◆ What is asked
**1.** In the survey methods text, copy word for word the passage starting at "Average duration: 60.1" and ending at "include built-in controls).".
**2.** Answer these from the survey methods text:
(a) Who interviewed the respondents in the CATI procedure?
(b) What did respondents receive in the CAWI procedure?
(c) What was the average duration via CAWI?

◆ Given text
CATI procedure: Respondents were interviewed by a call centre

CAWI procedure: Respondents received letter with website and login data

Average duration: 60.1 minutes (60.1 minutes via CAPI, 63.2 via CATI, 51.6 via CAWI). To ensure that the questionnaires for CAPI and CATI were identical (apart from a few textual adjustments) the telephone team also conducted the interview with the aid of CAPI laptops. Apart from textual differences linked to the method of data collection, the content of the CAWI questionnaire differs slightly from that of the CAPI/CATI questionnaire, namely: differences in the questions (e.g., different routing for questions on income), and differences resulting from procedural differences (e.g., the CAWI questionnaire does not include built-in controls).

◆ Material provided
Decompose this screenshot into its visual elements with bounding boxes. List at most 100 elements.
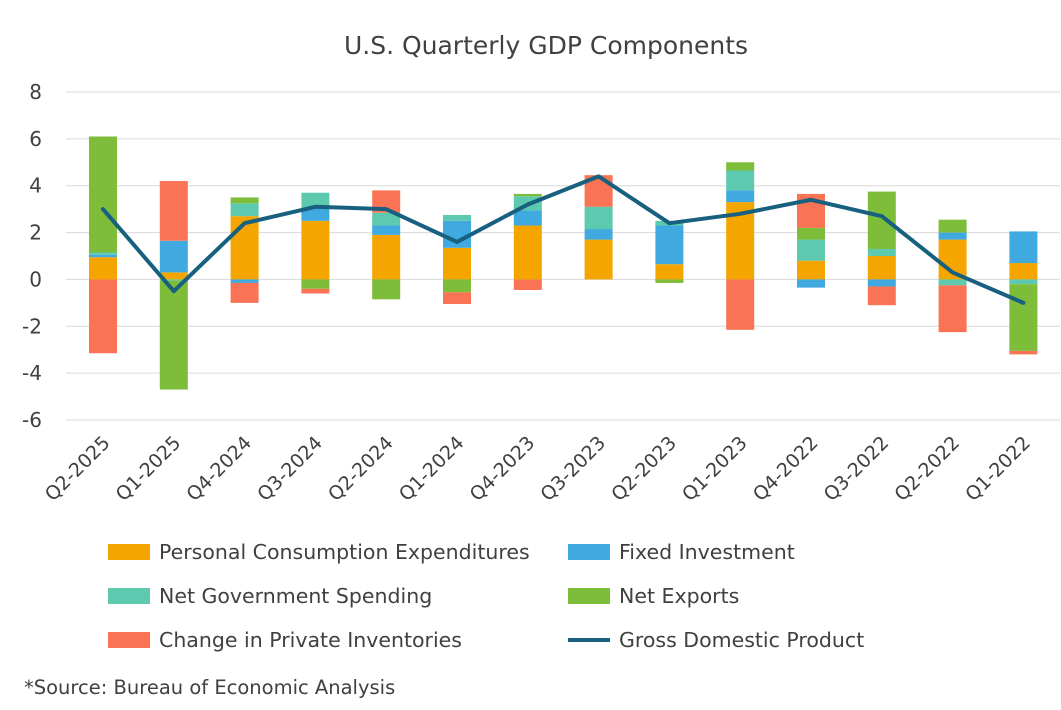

◆ Task-by-task solutions
**1.**
Average duration: 60.1 minutes (60.1 minutes via CAPI, 63.2 via CATI, 51.6 via CAWI). To ensure that the questionnaires for CAPI and CATI were identical (apart from a few textual adjustments) the telephone team also conducted the interview with the aid of CAPI laptops. Apart from textual differences linked to the method of data collection, the content of the CAWI questionnaire differs slightly from that of the CAPI/CATI questionnaire, namely: differences in the questions (e.g., different routing for questions on income), and differences resulting from procedural differences (e.g., the CAWI questionnaire does not include built-in controls).

**2.**
(a) A call centre.
(b) A letter with website and login data.
(c) 51.6 minutes.